Leave out every picture, then transcribe the rest of the listing exactly.

start Records provided

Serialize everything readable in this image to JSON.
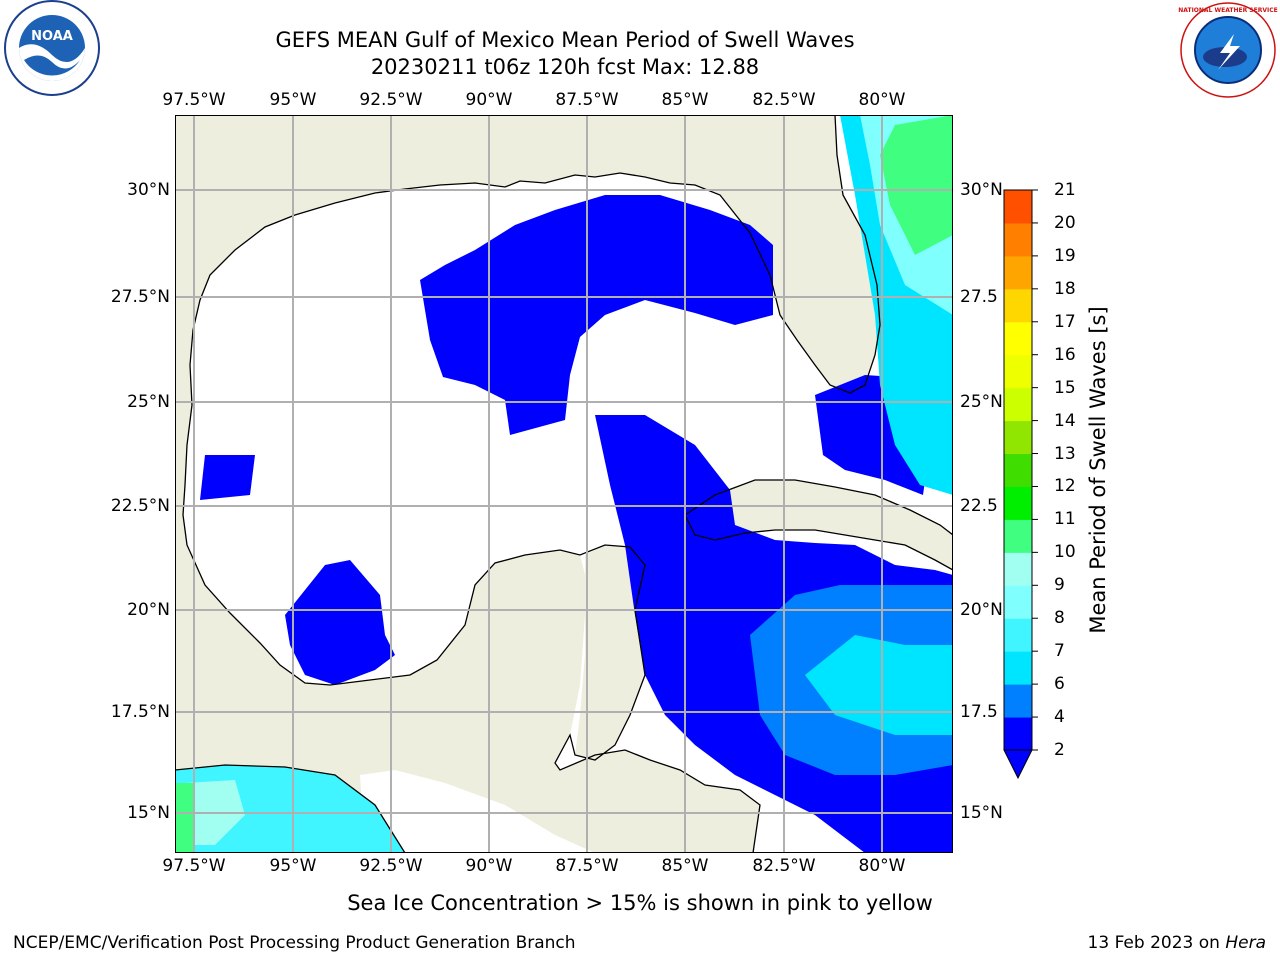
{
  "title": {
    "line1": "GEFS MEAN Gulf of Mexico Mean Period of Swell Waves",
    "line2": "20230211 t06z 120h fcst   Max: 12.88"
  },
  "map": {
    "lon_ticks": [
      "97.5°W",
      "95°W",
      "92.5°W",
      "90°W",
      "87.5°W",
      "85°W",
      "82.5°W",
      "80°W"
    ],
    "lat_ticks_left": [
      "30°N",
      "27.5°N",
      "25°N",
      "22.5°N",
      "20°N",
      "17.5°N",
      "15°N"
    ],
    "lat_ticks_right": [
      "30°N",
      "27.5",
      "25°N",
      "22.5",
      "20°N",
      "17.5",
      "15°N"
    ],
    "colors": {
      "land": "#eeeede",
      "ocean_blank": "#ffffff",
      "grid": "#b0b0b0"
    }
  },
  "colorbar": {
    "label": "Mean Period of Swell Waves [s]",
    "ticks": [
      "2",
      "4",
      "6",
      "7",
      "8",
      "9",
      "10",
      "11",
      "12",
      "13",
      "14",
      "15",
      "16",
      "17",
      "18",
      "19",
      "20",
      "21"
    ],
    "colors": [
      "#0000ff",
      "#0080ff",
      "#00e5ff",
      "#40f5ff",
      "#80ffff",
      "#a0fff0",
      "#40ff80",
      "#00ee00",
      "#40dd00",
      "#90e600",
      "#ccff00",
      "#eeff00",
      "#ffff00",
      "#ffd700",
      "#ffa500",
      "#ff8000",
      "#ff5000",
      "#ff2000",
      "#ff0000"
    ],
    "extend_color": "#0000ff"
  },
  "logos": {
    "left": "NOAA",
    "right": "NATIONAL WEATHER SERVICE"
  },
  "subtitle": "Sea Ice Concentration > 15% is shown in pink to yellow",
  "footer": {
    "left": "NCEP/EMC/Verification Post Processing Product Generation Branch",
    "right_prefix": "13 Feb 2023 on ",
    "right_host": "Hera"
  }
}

end Records provided

> **Solution to this problem**
Serialize everything readable in this image to JSON.
{
  "title": {
    "line1": "GEFS MEAN Gulf of Mexico Mean Period of Swell Waves",
    "line2": "20230211 t06z 120h fcst   Max: 12.88"
  },
  "map": {
    "lon_ticks": [
      "97.5°W",
      "95°W",
      "92.5°W",
      "90°W",
      "87.5°W",
      "85°W",
      "82.5°W",
      "80°W"
    ],
    "lat_ticks_left": [
      "30°N",
      "27.5°N",
      "25°N",
      "22.5°N",
      "20°N",
      "17.5°N",
      "15°N"
    ],
    "lat_ticks_right": [
      "30°N",
      "27.5",
      "25°N",
      "22.5",
      "20°N",
      "17.5",
      "15°N"
    ],
    "colors": {
      "land": "#eeeede",
      "ocean_blank": "#ffffff",
      "grid": "#b0b0b0"
    }
  },
  "colorbar": {
    "label": "Mean Period of Swell Waves [s]",
    "ticks": [
      "2",
      "4",
      "6",
      "7",
      "8",
      "9",
      "10",
      "11",
      "12",
      "13",
      "14",
      "15",
      "16",
      "17",
      "18",
      "19",
      "20",
      "21"
    ],
    "colors": [
      "#0000ff",
      "#0080ff",
      "#00e5ff",
      "#40f5ff",
      "#80ffff",
      "#a0fff0",
      "#40ff80",
      "#00ee00",
      "#40dd00",
      "#90e600",
      "#ccff00",
      "#eeff00",
      "#ffff00",
      "#ffd700",
      "#ffa500",
      "#ff8000",
      "#ff5000",
      "#ff2000",
      "#ff0000"
    ],
    "extend_color": "#0000ff"
  },
  "logos": {
    "left": "NOAA",
    "right": "NATIONAL WEATHER SERVICE"
  },
  "subtitle": "Sea Ice Concentration > 15% is shown in pink to yellow",
  "footer": {
    "left": "NCEP/EMC/Verification Post Processing Product Generation Branch",
    "right_prefix": "13 Feb 2023 on ",
    "right_host": "Hera"
  }
}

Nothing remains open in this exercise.